===== Task input =====
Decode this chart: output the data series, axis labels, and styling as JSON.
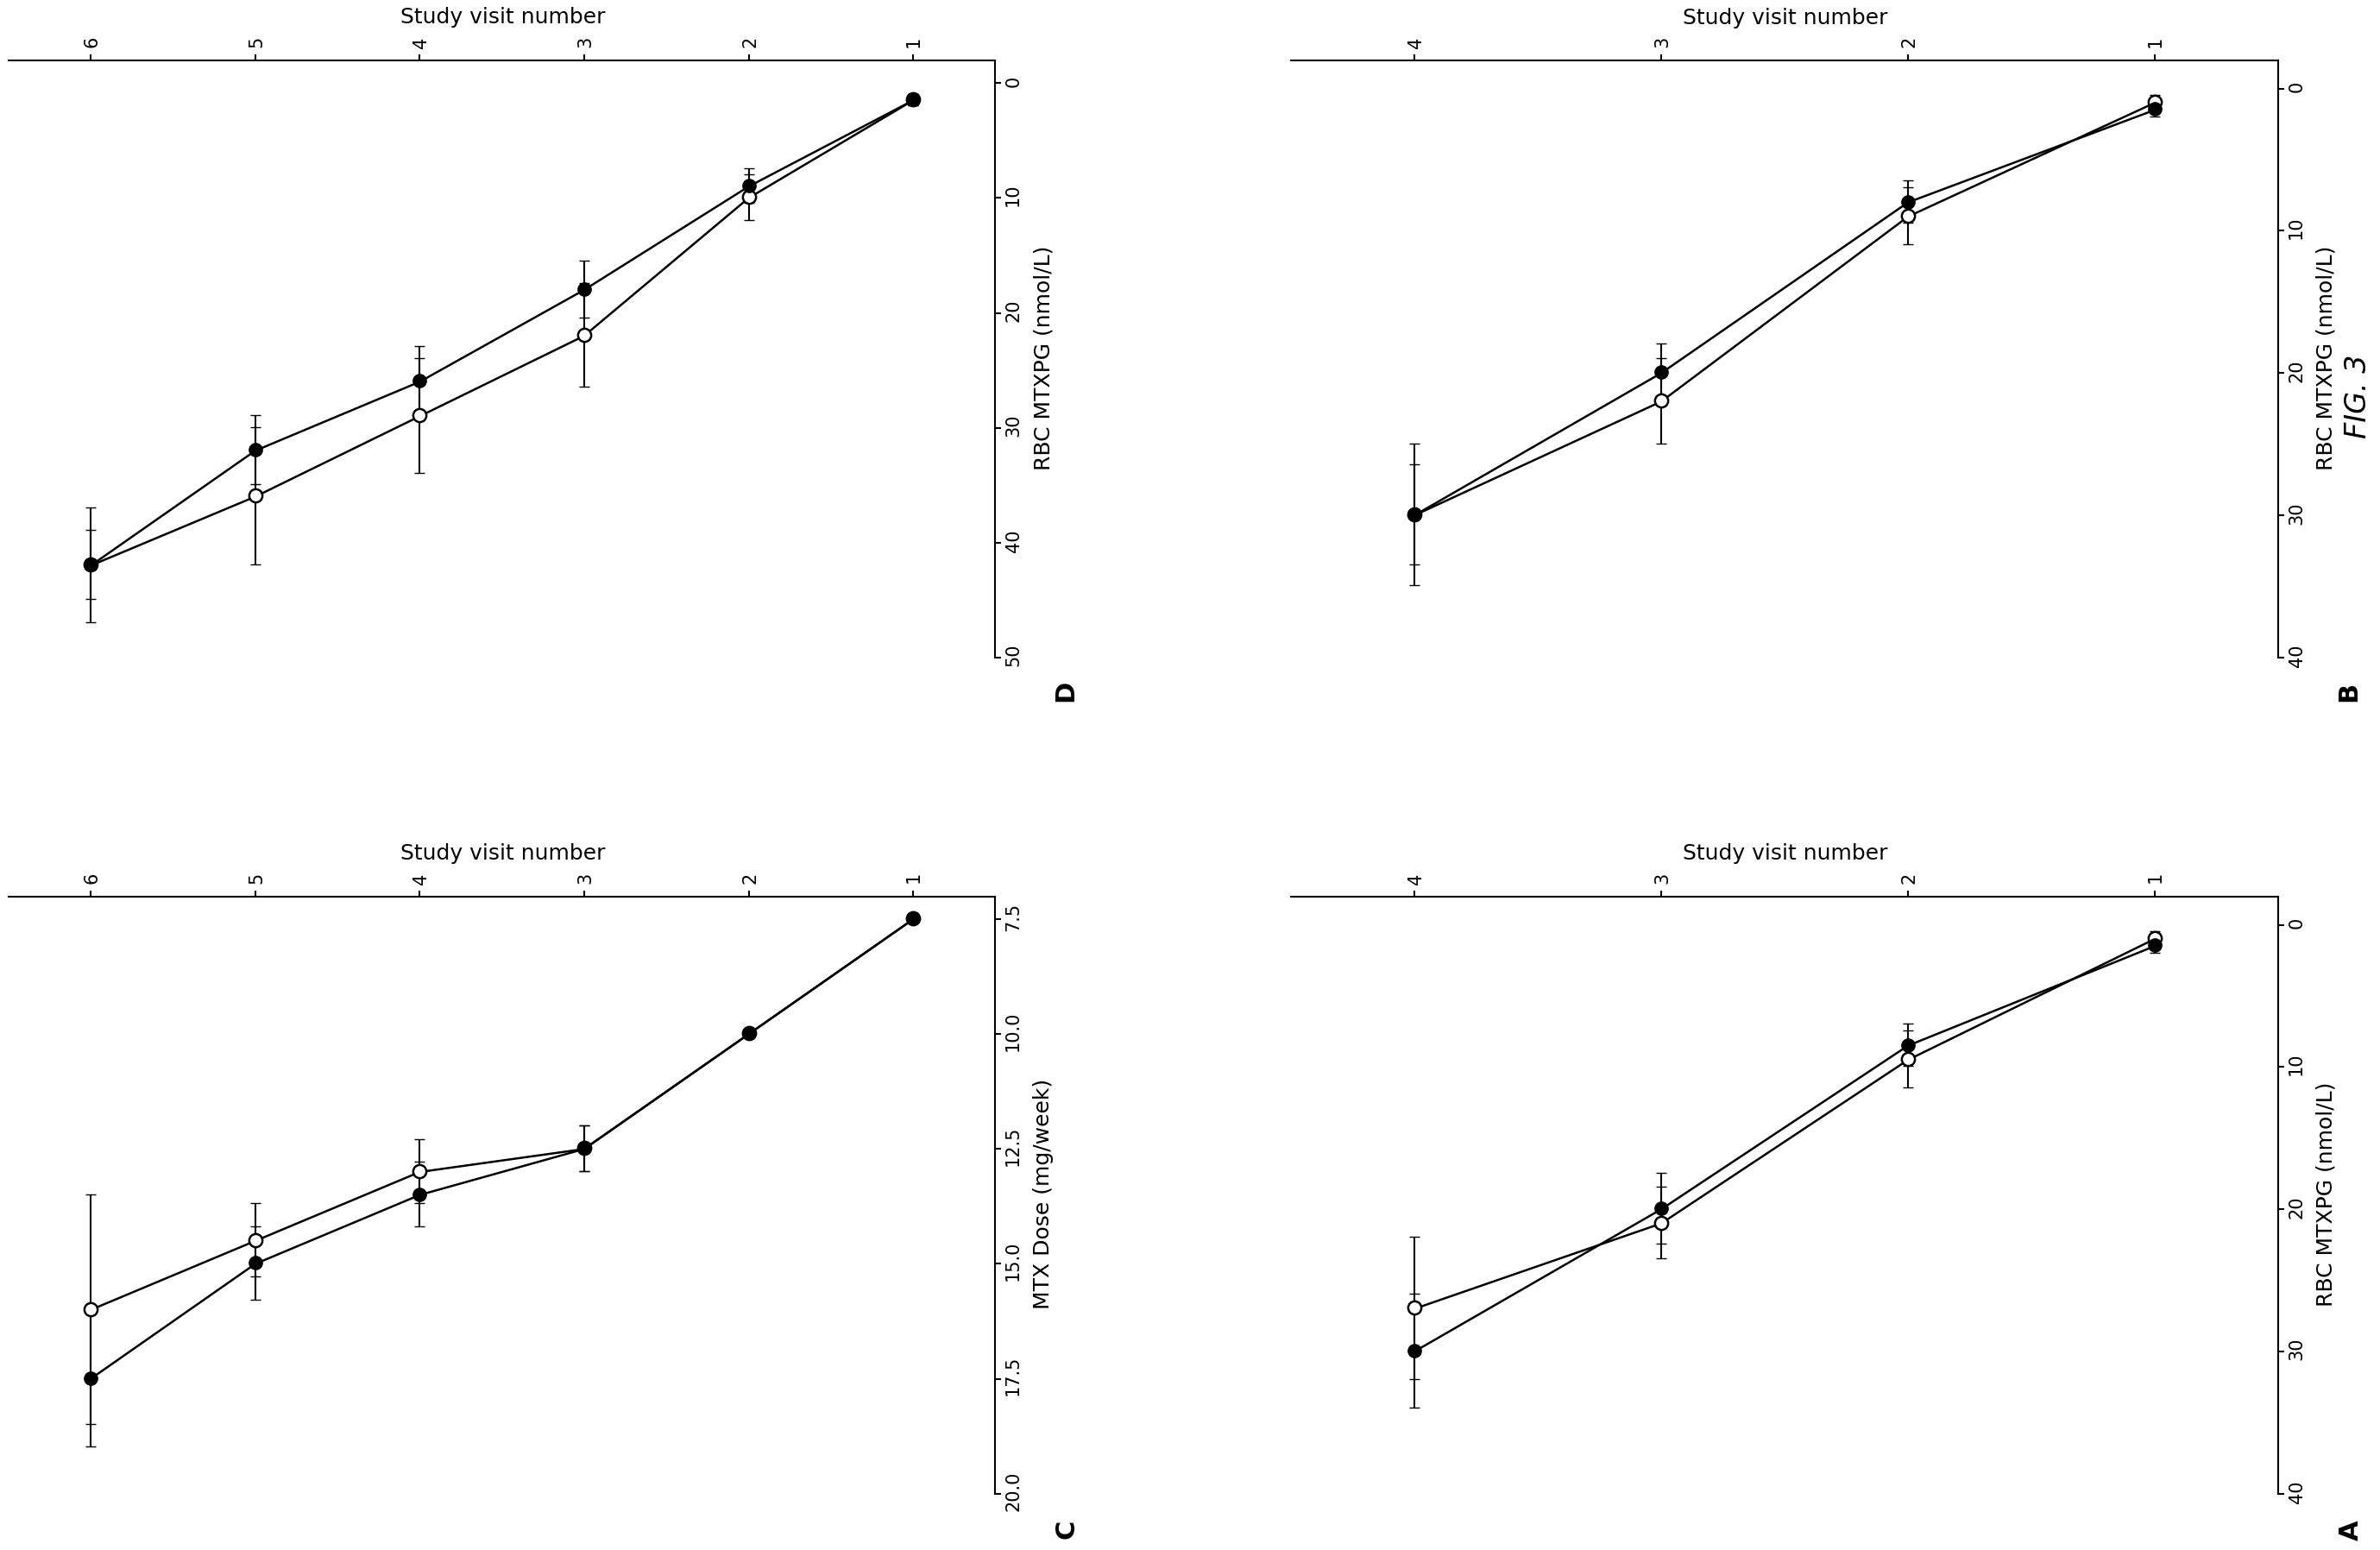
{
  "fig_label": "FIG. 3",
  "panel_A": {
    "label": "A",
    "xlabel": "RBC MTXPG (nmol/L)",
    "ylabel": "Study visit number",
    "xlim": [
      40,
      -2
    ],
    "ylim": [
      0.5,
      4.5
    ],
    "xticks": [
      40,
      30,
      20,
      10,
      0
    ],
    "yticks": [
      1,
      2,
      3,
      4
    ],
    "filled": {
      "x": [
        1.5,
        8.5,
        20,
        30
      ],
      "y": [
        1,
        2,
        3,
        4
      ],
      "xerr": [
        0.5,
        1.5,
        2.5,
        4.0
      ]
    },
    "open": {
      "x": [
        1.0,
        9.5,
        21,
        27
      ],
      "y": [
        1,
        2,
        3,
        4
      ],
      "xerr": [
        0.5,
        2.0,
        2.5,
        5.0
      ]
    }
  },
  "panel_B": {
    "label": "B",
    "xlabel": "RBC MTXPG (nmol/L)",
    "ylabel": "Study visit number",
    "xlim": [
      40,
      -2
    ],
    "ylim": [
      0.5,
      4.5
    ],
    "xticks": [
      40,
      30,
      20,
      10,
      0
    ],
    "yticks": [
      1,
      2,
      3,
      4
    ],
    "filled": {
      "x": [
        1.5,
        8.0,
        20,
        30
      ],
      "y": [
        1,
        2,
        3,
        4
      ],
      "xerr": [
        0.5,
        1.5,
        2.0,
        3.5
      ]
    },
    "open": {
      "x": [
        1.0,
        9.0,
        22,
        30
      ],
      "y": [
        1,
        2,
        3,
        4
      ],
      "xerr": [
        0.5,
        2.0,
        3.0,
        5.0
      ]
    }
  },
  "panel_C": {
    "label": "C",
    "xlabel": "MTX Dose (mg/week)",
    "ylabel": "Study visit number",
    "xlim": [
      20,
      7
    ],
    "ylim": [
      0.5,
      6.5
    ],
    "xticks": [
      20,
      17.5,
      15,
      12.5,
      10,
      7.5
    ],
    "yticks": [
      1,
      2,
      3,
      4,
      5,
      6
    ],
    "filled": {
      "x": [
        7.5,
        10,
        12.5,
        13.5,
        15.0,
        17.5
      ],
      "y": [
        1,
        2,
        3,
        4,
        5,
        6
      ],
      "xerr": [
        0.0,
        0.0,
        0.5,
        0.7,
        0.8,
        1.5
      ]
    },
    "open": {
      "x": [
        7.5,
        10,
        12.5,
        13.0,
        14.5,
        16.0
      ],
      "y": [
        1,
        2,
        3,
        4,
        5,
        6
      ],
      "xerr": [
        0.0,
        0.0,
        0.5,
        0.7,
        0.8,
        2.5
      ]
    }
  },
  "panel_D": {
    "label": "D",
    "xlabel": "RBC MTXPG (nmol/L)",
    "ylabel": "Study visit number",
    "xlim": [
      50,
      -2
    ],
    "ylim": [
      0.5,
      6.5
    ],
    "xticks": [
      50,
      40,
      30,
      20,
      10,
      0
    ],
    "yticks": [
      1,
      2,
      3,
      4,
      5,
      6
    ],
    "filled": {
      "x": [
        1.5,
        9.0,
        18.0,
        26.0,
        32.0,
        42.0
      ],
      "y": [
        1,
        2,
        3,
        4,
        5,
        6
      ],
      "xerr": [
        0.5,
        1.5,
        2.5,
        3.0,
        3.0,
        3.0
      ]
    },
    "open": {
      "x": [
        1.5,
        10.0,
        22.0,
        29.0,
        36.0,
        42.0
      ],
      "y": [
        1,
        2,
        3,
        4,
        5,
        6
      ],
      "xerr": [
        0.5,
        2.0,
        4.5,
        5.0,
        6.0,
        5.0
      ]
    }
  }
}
=====
[Your instructions]:
Each record above should come back exactly the same, only without its pictures.

[Problem solution]:
Decode this chart: output the data series, axis labels, and styling as JSON.
{
  "fig_label": "FIG. 3",
  "panel_A": {
    "label": "A",
    "xlabel": "RBC MTXPG (nmol/L)",
    "ylabel": "Study visit number",
    "xlim": [
      40,
      -2
    ],
    "ylim": [
      0.5,
      4.5
    ],
    "xticks": [
      40,
      30,
      20,
      10,
      0
    ],
    "yticks": [
      1,
      2,
      3,
      4
    ],
    "filled": {
      "x": [
        1.5,
        8.5,
        20,
        30
      ],
      "y": [
        1,
        2,
        3,
        4
      ],
      "xerr": [
        0.5,
        1.5,
        2.5,
        4.0
      ]
    },
    "open": {
      "x": [
        1.0,
        9.5,
        21,
        27
      ],
      "y": [
        1,
        2,
        3,
        4
      ],
      "xerr": [
        0.5,
        2.0,
        2.5,
        5.0
      ]
    }
  },
  "panel_B": {
    "label": "B",
    "xlabel": "RBC MTXPG (nmol/L)",
    "ylabel": "Study visit number",
    "xlim": [
      40,
      -2
    ],
    "ylim": [
      0.5,
      4.5
    ],
    "xticks": [
      40,
      30,
      20,
      10,
      0
    ],
    "yticks": [
      1,
      2,
      3,
      4
    ],
    "filled": {
      "x": [
        1.5,
        8.0,
        20,
        30
      ],
      "y": [
        1,
        2,
        3,
        4
      ],
      "xerr": [
        0.5,
        1.5,
        2.0,
        3.5
      ]
    },
    "open": {
      "x": [
        1.0,
        9.0,
        22,
        30
      ],
      "y": [
        1,
        2,
        3,
        4
      ],
      "xerr": [
        0.5,
        2.0,
        3.0,
        5.0
      ]
    }
  },
  "panel_C": {
    "label": "C",
    "xlabel": "MTX Dose (mg/week)",
    "ylabel": "Study visit number",
    "xlim": [
      20,
      7
    ],
    "ylim": [
      0.5,
      6.5
    ],
    "xticks": [
      20,
      17.5,
      15,
      12.5,
      10,
      7.5
    ],
    "yticks": [
      1,
      2,
      3,
      4,
      5,
      6
    ],
    "filled": {
      "x": [
        7.5,
        10,
        12.5,
        13.5,
        15.0,
        17.5
      ],
      "y": [
        1,
        2,
        3,
        4,
        5,
        6
      ],
      "xerr": [
        0.0,
        0.0,
        0.5,
        0.7,
        0.8,
        1.5
      ]
    },
    "open": {
      "x": [
        7.5,
        10,
        12.5,
        13.0,
        14.5,
        16.0
      ],
      "y": [
        1,
        2,
        3,
        4,
        5,
        6
      ],
      "xerr": [
        0.0,
        0.0,
        0.5,
        0.7,
        0.8,
        2.5
      ]
    }
  },
  "panel_D": {
    "label": "D",
    "xlabel": "RBC MTXPG (nmol/L)",
    "ylabel": "Study visit number",
    "xlim": [
      50,
      -2
    ],
    "ylim": [
      0.5,
      6.5
    ],
    "xticks": [
      50,
      40,
      30,
      20,
      10,
      0
    ],
    "yticks": [
      1,
      2,
      3,
      4,
      5,
      6
    ],
    "filled": {
      "x": [
        1.5,
        9.0,
        18.0,
        26.0,
        32.0,
        42.0
      ],
      "y": [
        1,
        2,
        3,
        4,
        5,
        6
      ],
      "xerr": [
        0.5,
        1.5,
        2.5,
        3.0,
        3.0,
        3.0
      ]
    },
    "open": {
      "x": [
        1.5,
        10.0,
        22.0,
        29.0,
        36.0,
        42.0
      ],
      "y": [
        1,
        2,
        3,
        4,
        5,
        6
      ],
      "xerr": [
        0.5,
        2.0,
        4.5,
        5.0,
        6.0,
        5.0
      ]
    }
  }
}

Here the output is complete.